→ **Request**
Copy out all of the material exactly.

→ **Dataset content**
○ ○ ○ ○ ○

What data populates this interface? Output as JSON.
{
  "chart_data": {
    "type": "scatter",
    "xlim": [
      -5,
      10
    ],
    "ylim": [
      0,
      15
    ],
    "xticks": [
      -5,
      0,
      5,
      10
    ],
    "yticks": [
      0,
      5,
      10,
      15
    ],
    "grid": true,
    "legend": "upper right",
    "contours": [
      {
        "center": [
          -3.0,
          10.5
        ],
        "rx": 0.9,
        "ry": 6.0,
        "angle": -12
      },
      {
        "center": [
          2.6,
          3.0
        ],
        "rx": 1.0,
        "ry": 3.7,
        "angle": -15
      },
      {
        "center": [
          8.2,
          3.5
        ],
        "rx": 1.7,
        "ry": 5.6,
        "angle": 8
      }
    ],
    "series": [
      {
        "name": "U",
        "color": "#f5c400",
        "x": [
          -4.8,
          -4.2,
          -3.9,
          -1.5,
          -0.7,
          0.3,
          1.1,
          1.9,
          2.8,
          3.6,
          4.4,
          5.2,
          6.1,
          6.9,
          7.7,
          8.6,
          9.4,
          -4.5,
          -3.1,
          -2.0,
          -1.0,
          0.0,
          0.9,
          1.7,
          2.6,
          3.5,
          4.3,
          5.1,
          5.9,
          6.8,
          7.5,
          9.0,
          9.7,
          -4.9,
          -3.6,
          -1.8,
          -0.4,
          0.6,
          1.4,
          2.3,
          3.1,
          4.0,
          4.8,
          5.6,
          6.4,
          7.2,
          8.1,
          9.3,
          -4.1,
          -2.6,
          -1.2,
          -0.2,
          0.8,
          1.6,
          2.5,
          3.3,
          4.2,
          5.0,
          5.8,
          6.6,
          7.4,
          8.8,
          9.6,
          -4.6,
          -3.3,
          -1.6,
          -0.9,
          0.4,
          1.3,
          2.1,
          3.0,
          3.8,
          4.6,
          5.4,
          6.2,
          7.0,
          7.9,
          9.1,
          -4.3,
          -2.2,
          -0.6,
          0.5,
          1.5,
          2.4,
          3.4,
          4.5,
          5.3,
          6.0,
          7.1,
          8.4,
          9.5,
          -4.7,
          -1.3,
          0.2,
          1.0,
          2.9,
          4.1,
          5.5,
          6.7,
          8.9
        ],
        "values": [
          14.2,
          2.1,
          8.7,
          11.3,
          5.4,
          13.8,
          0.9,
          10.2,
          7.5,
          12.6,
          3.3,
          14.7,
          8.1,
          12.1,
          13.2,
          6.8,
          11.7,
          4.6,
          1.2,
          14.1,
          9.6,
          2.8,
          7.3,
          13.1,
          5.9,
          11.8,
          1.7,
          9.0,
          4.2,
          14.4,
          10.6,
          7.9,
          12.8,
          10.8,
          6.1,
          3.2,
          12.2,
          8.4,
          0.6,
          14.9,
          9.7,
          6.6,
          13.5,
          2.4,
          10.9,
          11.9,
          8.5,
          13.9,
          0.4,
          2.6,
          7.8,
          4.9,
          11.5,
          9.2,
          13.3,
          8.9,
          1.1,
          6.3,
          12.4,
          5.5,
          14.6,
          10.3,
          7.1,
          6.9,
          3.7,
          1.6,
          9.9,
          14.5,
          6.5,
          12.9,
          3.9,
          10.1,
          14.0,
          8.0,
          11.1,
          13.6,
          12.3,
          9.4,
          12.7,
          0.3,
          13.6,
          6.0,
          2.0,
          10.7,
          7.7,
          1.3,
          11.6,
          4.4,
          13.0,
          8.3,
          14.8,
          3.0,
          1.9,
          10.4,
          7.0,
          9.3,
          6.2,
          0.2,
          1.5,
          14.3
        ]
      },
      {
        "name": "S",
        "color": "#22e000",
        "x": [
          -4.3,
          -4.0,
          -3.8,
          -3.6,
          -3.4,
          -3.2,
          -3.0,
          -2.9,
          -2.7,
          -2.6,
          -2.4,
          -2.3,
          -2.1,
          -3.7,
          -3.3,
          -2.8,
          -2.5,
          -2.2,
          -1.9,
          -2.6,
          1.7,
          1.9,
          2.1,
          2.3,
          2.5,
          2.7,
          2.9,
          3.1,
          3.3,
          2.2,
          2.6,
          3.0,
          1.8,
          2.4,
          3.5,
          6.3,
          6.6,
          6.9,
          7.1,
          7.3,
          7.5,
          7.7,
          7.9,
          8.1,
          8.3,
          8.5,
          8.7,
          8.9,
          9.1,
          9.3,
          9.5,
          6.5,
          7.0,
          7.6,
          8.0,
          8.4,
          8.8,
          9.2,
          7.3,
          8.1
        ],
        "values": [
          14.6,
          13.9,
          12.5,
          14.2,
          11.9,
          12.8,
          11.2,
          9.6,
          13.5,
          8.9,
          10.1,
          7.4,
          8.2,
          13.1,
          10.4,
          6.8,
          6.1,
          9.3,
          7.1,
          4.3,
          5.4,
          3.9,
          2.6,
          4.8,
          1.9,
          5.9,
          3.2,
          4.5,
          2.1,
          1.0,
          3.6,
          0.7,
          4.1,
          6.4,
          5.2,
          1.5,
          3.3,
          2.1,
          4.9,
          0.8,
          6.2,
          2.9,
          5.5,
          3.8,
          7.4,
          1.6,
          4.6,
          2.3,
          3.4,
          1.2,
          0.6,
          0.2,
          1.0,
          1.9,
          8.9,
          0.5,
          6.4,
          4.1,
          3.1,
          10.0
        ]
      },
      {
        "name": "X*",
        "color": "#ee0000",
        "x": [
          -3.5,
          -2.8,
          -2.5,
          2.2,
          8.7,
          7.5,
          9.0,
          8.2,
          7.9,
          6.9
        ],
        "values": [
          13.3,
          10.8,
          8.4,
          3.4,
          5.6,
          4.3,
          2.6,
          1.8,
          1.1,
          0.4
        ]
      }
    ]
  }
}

○ ○ ○ ○ ○

→ **Solved exercise**
What data populates this interface? Output as JSON.
{
  "chart_data": {
    "type": "scatter",
    "xlim": [
      -5,
      10
    ],
    "ylim": [
      0,
      15
    ],
    "xticks": [
      -5,
      0,
      5,
      10
    ],
    "yticks": [
      0,
      5,
      10,
      15
    ],
    "grid": true,
    "legend": "upper right",
    "contours": [
      {
        "center": [
          -3.0,
          10.5
        ],
        "rx": 0.9,
        "ry": 6.0,
        "angle": -12
      },
      {
        "center": [
          2.6,
          3.0
        ],
        "rx": 1.0,
        "ry": 3.7,
        "angle": -15
      },
      {
        "center": [
          8.2,
          3.5
        ],
        "rx": 1.7,
        "ry": 5.6,
        "angle": 8
      }
    ],
    "series": [
      {
        "name": "U",
        "color": "#f5c400",
        "x": [
          -4.8,
          -4.2,
          -3.9,
          -1.5,
          -0.7,
          0.3,
          1.1,
          1.9,
          2.8,
          3.6,
          4.4,
          5.2,
          6.1,
          6.9,
          7.7,
          8.6,
          9.4,
          -4.5,
          -3.1,
          -2.0,
          -1.0,
          0.0,
          0.9,
          1.7,
          2.6,
          3.5,
          4.3,
          5.1,
          5.9,
          6.8,
          7.5,
          9.0,
          9.7,
          -4.9,
          -3.6,
          -1.8,
          -0.4,
          0.6,
          1.4,
          2.3,
          3.1,
          4.0,
          4.8,
          5.6,
          6.4,
          7.2,
          8.1,
          9.3,
          -4.1,
          -2.6,
          -1.2,
          -0.2,
          0.8,
          1.6,
          2.5,
          3.3,
          4.2,
          5.0,
          5.8,
          6.6,
          7.4,
          8.8,
          9.6,
          -4.6,
          -3.3,
          -1.6,
          -0.9,
          0.4,
          1.3,
          2.1,
          3.0,
          3.8,
          4.6,
          5.4,
          6.2,
          7.0,
          7.9,
          9.1,
          -4.3,
          -2.2,
          -0.6,
          0.5,
          1.5,
          2.4,
          3.4,
          4.5,
          5.3,
          6.0,
          7.1,
          8.4,
          9.5,
          -4.7,
          -1.3,
          0.2,
          1.0,
          2.9,
          4.1,
          5.5,
          6.7,
          8.9
        ],
        "values": [
          14.2,
          2.1,
          8.7,
          11.3,
          5.4,
          13.8,
          0.9,
          10.2,
          7.5,
          12.6,
          3.3,
          14.7,
          8.1,
          12.1,
          13.2,
          6.8,
          11.7,
          4.6,
          1.2,
          14.1,
          9.6,
          2.8,
          7.3,
          13.1,
          5.9,
          11.8,
          1.7,
          9.0,
          4.2,
          14.4,
          10.6,
          7.9,
          12.8,
          10.8,
          6.1,
          3.2,
          12.2,
          8.4,
          0.6,
          14.9,
          9.7,
          6.6,
          13.5,
          2.4,
          10.9,
          11.9,
          8.5,
          13.9,
          0.4,
          2.6,
          7.8,
          4.9,
          11.5,
          9.2,
          13.3,
          8.9,
          1.1,
          6.3,
          12.4,
          5.5,
          14.6,
          10.3,
          7.1,
          6.9,
          3.7,
          1.6,
          9.9,
          14.5,
          6.5,
          12.9,
          3.9,
          10.1,
          14.0,
          8.0,
          11.1,
          13.6,
          12.3,
          9.4,
          12.7,
          0.3,
          13.6,
          6.0,
          2.0,
          10.7,
          7.7,
          1.3,
          11.6,
          4.4,
          13.0,
          8.3,
          14.8,
          3.0,
          1.9,
          10.4,
          7.0,
          9.3,
          6.2,
          0.2,
          1.5,
          14.3
        ]
      },
      {
        "name": "S",
        "color": "#22e000",
        "x": [
          -4.3,
          -4.0,
          -3.8,
          -3.6,
          -3.4,
          -3.2,
          -3.0,
          -2.9,
          -2.7,
          -2.6,
          -2.4,
          -2.3,
          -2.1,
          -3.7,
          -3.3,
          -2.8,
          -2.5,
          -2.2,
          -1.9,
          -2.6,
          1.7,
          1.9,
          2.1,
          2.3,
          2.5,
          2.7,
          2.9,
          3.1,
          3.3,
          2.2,
          2.6,
          3.0,
          1.8,
          2.4,
          3.5,
          6.3,
          6.6,
          6.9,
          7.1,
          7.3,
          7.5,
          7.7,
          7.9,
          8.1,
          8.3,
          8.5,
          8.7,
          8.9,
          9.1,
          9.3,
          9.5,
          6.5,
          7.0,
          7.6,
          8.0,
          8.4,
          8.8,
          9.2,
          7.3,
          8.1
        ],
        "values": [
          14.6,
          13.9,
          12.5,
          14.2,
          11.9,
          12.8,
          11.2,
          9.6,
          13.5,
          8.9,
          10.1,
          7.4,
          8.2,
          13.1,
          10.4,
          6.8,
          6.1,
          9.3,
          7.1,
          4.3,
          5.4,
          3.9,
          2.6,
          4.8,
          1.9,
          5.9,
          3.2,
          4.5,
          2.1,
          1.0,
          3.6,
          0.7,
          4.1,
          6.4,
          5.2,
          1.5,
          3.3,
          2.1,
          4.9,
          0.8,
          6.2,
          2.9,
          5.5,
          3.8,
          7.4,
          1.6,
          4.6,
          2.3,
          3.4,
          1.2,
          0.6,
          0.2,
          1.0,
          1.9,
          8.9,
          0.5,
          6.4,
          4.1,
          3.1,
          10.0
        ]
      },
      {
        "name": "X*",
        "color": "#ee0000",
        "x": [
          -3.5,
          -2.8,
          -2.5,
          2.2,
          8.7,
          7.5,
          9.0,
          8.2,
          7.9,
          6.9
        ],
        "values": [
          13.3,
          10.8,
          8.4,
          3.4,
          5.6,
          4.3,
          2.6,
          1.8,
          1.1,
          0.4
        ]
      }
    ]
  }
}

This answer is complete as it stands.